══ Data for the task ══

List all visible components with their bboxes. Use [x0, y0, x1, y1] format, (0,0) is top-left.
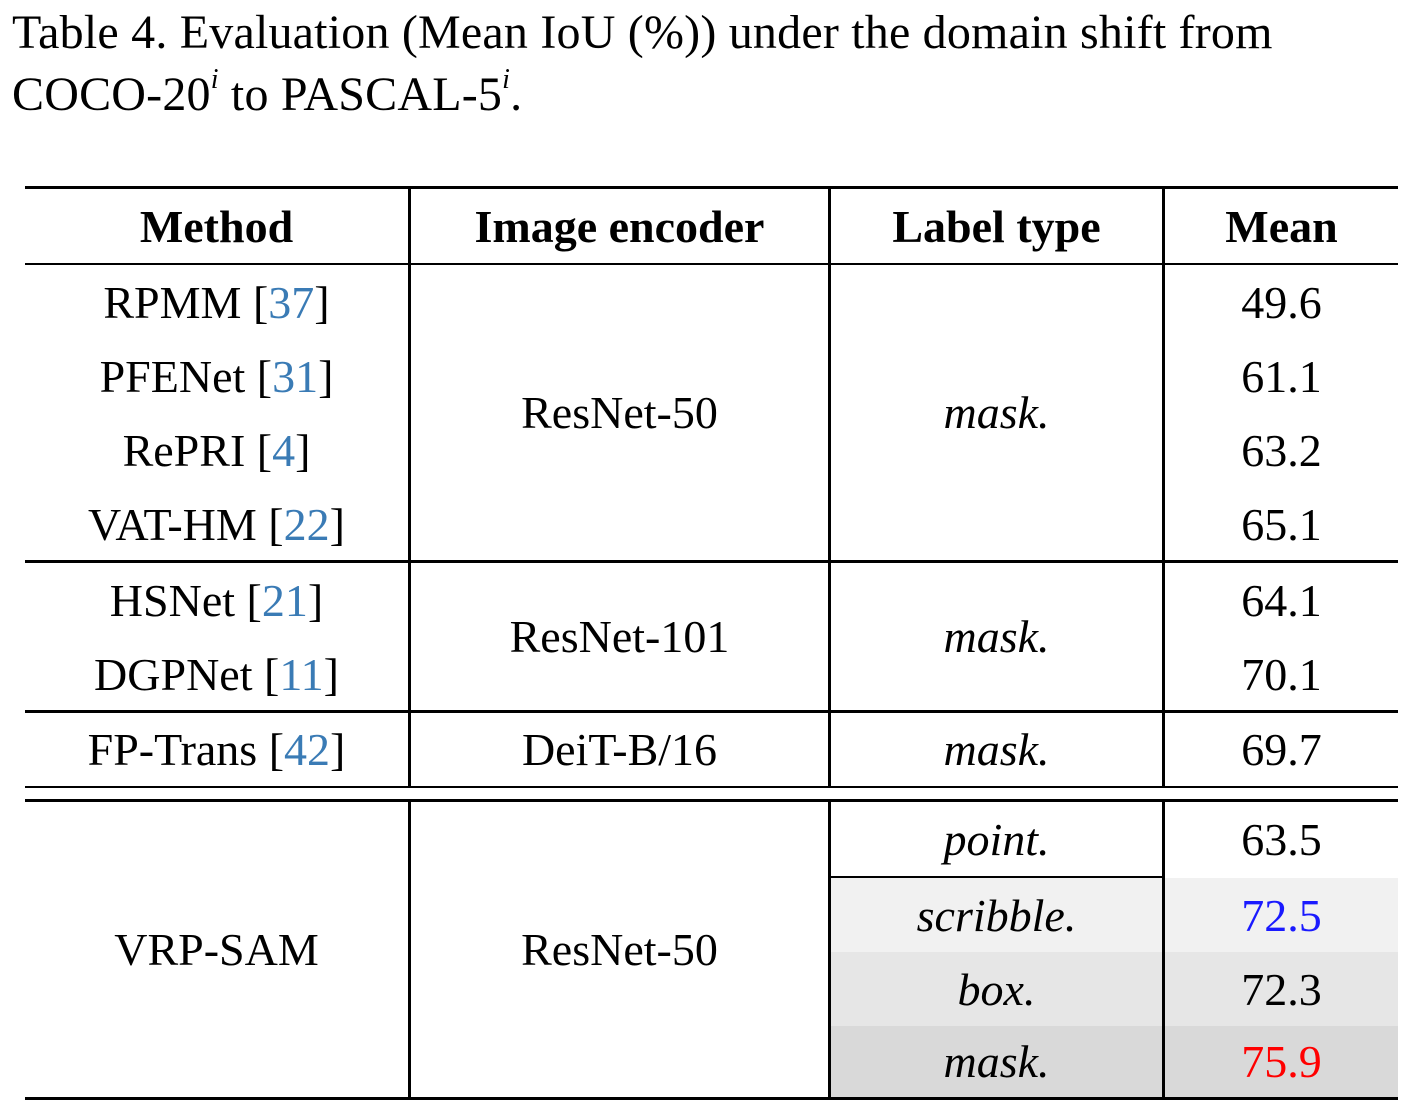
vrule-3b	[1162, 799, 1165, 1098]
method-name: DGPNet	[94, 648, 253, 700]
header-method: Method	[139, 200, 294, 252]
caption-dataset-from: COCO-20	[12, 68, 211, 121]
caption-prefix: Table 4.	[12, 6, 168, 59]
method-cell: PFENet [31]	[99, 350, 334, 402]
mean-cell: 61.1	[1241, 350, 1322, 402]
mean-cell: 69.7	[1241, 724, 1322, 775]
citation-link[interactable]: 21	[261, 574, 308, 626]
double-rule-top	[25, 786, 1398, 788]
caption-end: .	[510, 68, 523, 121]
method-name: HSNet	[109, 574, 236, 626]
encoder-cell-ours: ResNet-50	[521, 924, 718, 975]
caption-text: Evaluation (Mean IoU (%)) under the doma…	[179, 6, 1273, 59]
header-encoder: Image encoder	[474, 200, 765, 252]
mean-cell: 63.5	[1241, 813, 1322, 865]
shade-mask-row	[830, 1026, 1398, 1098]
method-cell: HSNet [21]	[109, 574, 324, 626]
method-name: FP-Trans	[87, 724, 258, 775]
label-type-cell: mask.	[943, 611, 1050, 662]
header-label-type: Label type	[892, 200, 1101, 252]
vrule-1b	[408, 799, 411, 1098]
mean-cell: 65.1	[1241, 498, 1322, 550]
table-caption: Table 4. Evaluation (Mean IoU (%)) under…	[12, 2, 1400, 126]
mean-cell-best: 75.9	[1241, 1036, 1322, 1087]
method-name: VAT-HM	[88, 498, 257, 550]
citation-link[interactable]: 37	[268, 276, 315, 328]
vrule-1a	[408, 186, 411, 788]
method-name: RPMM	[103, 276, 242, 328]
encoder-cell: ResNet-50	[521, 387, 718, 438]
method-name: PFENet	[99, 350, 246, 402]
shade-box-row	[830, 952, 1398, 1026]
caption-line-1: Table 4. Evaluation (Mean IoU (%)) under…	[12, 2, 1400, 64]
label-type-cell: box.	[957, 963, 1036, 1015]
mean-cell: 64.1	[1241, 574, 1322, 626]
label-type-cell: mask.	[943, 1036, 1050, 1087]
header-mean: Mean	[1225, 200, 1338, 252]
label-type-cell: scribble.	[916, 889, 1077, 941]
point-row-rule	[830, 876, 1162, 878]
encoder-cell: ResNet-101	[509, 611, 730, 662]
caption-to: to	[218, 68, 281, 121]
method-name: RePRI	[122, 424, 246, 476]
caption-line-2: COCO-20i to PASCAL-5i.	[12, 64, 1400, 126]
mean-cell: 70.1	[1241, 648, 1322, 700]
label-type-cell: point.	[943, 813, 1050, 865]
caption-dataset-to: PASCAL-5	[280, 68, 503, 121]
label-type-cell: mask.	[943, 724, 1050, 775]
citation-link[interactable]: 11	[279, 648, 324, 700]
method-cell: DGPNet [11]	[94, 648, 339, 700]
caption-sup-to: i	[502, 64, 511, 95]
header-rule	[25, 263, 1398, 265]
double-rule-bottom	[25, 799, 1398, 802]
caption-sup-from: i	[210, 64, 219, 95]
citation-link[interactable]: 22	[283, 498, 330, 550]
mean-cell: 72.3	[1241, 963, 1322, 1015]
group-rule-2	[25, 710, 1398, 713]
mean-cell-second-best: 72.5	[1241, 889, 1322, 941]
vrule-2a	[828, 186, 831, 788]
group-rule-1	[25, 560, 1398, 563]
method-cell: RePRI [4]	[122, 424, 311, 476]
citation-link[interactable]: 31	[272, 350, 319, 402]
top-rule	[25, 186, 1398, 189]
shade-scribble-row	[830, 878, 1398, 952]
vrule-3a	[1162, 186, 1165, 788]
mean-cell: 63.2	[1241, 424, 1322, 476]
method-cell-ours: VRP-SAM	[114, 924, 319, 975]
vrule-2b	[828, 799, 831, 1098]
method-cell: FP-Trans [42]	[87, 724, 346, 775]
label-type-cell: mask.	[943, 387, 1050, 438]
encoder-cell: DeiT-B/16	[521, 724, 718, 775]
method-cell: VAT-HM [22]	[88, 498, 345, 550]
citation-link[interactable]: 4	[272, 424, 296, 476]
method-cell: RPMM [37]	[103, 276, 330, 328]
citation-link[interactable]: 42	[284, 724, 331, 775]
mean-cell: 49.6	[1241, 276, 1322, 328]
bottom-rule	[25, 1097, 1398, 1100]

═══

| What the task asks |
Rewrite the data above, changing every "method-name" to "model-name" and keeping everything else the same. Leave the pictures out of your answer.

| Response to the task |
List all visible components with their bboxes. Use [x0, y0, x1, y1] format, (0,0) is top-left.
vrule-3b	[1162, 799, 1165, 1098]
model-name: DGPNet	[94, 648, 253, 700]
header-method: Method	[139, 200, 294, 252]
caption-dataset-from: COCO-20	[12, 68, 211, 121]
caption-prefix: Table 4.	[12, 6, 168, 59]
method-cell: PFENet [31]	[99, 350, 334, 402]
mean-cell: 61.1	[1241, 350, 1322, 402]
mean-cell: 69.7	[1241, 724, 1322, 775]
citation-link[interactable]: 21	[261, 574, 308, 626]
double-rule-top	[25, 786, 1398, 788]
caption-end: .	[510, 68, 523, 121]
model-name: HSNet	[109, 574, 236, 626]
encoder-cell-ours: ResNet-50	[521, 924, 718, 975]
caption-text: Evaluation (Mean IoU (%)) under the doma…	[179, 6, 1273, 59]
header-encoder: Image encoder	[474, 200, 765, 252]
mean-cell: 63.5	[1241, 813, 1322, 865]
shade-mask-row	[830, 1026, 1398, 1098]
method-cell: HSNet [21]	[109, 574, 324, 626]
model-name: FP-Trans	[87, 724, 258, 775]
label-type-cell: mask.	[943, 611, 1050, 662]
header-label-type: Label type	[892, 200, 1101, 252]
vrule-1b	[408, 799, 411, 1098]
mean-cell: 65.1	[1241, 498, 1322, 550]
table-caption: Table 4. Evaluation (Mean IoU (%)) under…	[12, 2, 1400, 126]
mean-cell-best: 75.9	[1241, 1036, 1322, 1087]
model-name: VAT-HM	[88, 498, 257, 550]
citation-link[interactable]: 37	[268, 276, 315, 328]
vrule-1a	[408, 186, 411, 788]
model-name: RPMM	[103, 276, 242, 328]
encoder-cell: ResNet-50	[521, 387, 718, 438]
model-name: PFENet	[99, 350, 246, 402]
shade-box-row	[830, 952, 1398, 1026]
caption-line-1: Table 4. Evaluation (Mean IoU (%)) under…	[12, 2, 1400, 64]
label-type-cell: box.	[957, 963, 1036, 1015]
mean-cell: 64.1	[1241, 574, 1322, 626]
label-type-cell: mask.	[943, 1036, 1050, 1087]
header-mean: Mean	[1225, 200, 1338, 252]
label-type-cell: scribble.	[916, 889, 1077, 941]
point-row-rule	[830, 876, 1162, 878]
encoder-cell: ResNet-101	[509, 611, 730, 662]
caption-to: to	[218, 68, 281, 121]
model-name: RePRI	[122, 424, 246, 476]
caption-line-2: COCO-20i to PASCAL-5i.	[12, 64, 1400, 126]
mean-cell: 70.1	[1241, 648, 1322, 700]
label-type-cell: point.	[943, 813, 1050, 865]
caption-dataset-to: PASCAL-5	[280, 68, 503, 121]
label-type-cell: mask.	[943, 724, 1050, 775]
citation-link[interactable]: 11	[279, 648, 324, 700]
method-cell: DGPNet [11]	[94, 648, 339, 700]
caption-sup-to: i	[502, 64, 511, 95]
header-rule	[25, 263, 1398, 265]
double-rule-bottom	[25, 799, 1398, 802]
caption-sup-from: i	[210, 64, 219, 95]
citation-link[interactable]: 22	[283, 498, 330, 550]
mean-cell: 72.3	[1241, 963, 1322, 1015]
group-rule-2	[25, 710, 1398, 713]
mean-cell-second-best: 72.5	[1241, 889, 1322, 941]
vrule-2a	[828, 186, 831, 788]
group-rule-1	[25, 560, 1398, 563]
method-cell: RePRI [4]	[122, 424, 311, 476]
citation-link[interactable]: 31	[272, 350, 319, 402]
top-rule	[25, 186, 1398, 189]
shade-scribble-row	[830, 878, 1398, 952]
vrule-3a	[1162, 186, 1165, 788]
mean-cell: 63.2	[1241, 424, 1322, 476]
method-cell-ours: VRP-SAM	[114, 924, 319, 975]
vrule-2b	[828, 799, 831, 1098]
method-cell: FP-Trans [42]	[87, 724, 346, 775]
label-type-cell: mask.	[943, 387, 1050, 438]
encoder-cell: DeiT-B/16	[521, 724, 718, 775]
method-cell: VAT-HM [22]	[88, 498, 345, 550]
citation-link[interactable]: 4	[272, 424, 296, 476]
method-cell: RPMM [37]	[103, 276, 330, 328]
citation-link[interactable]: 42	[284, 724, 331, 775]
mean-cell: 49.6	[1241, 276, 1322, 328]
bottom-rule	[25, 1097, 1398, 1100]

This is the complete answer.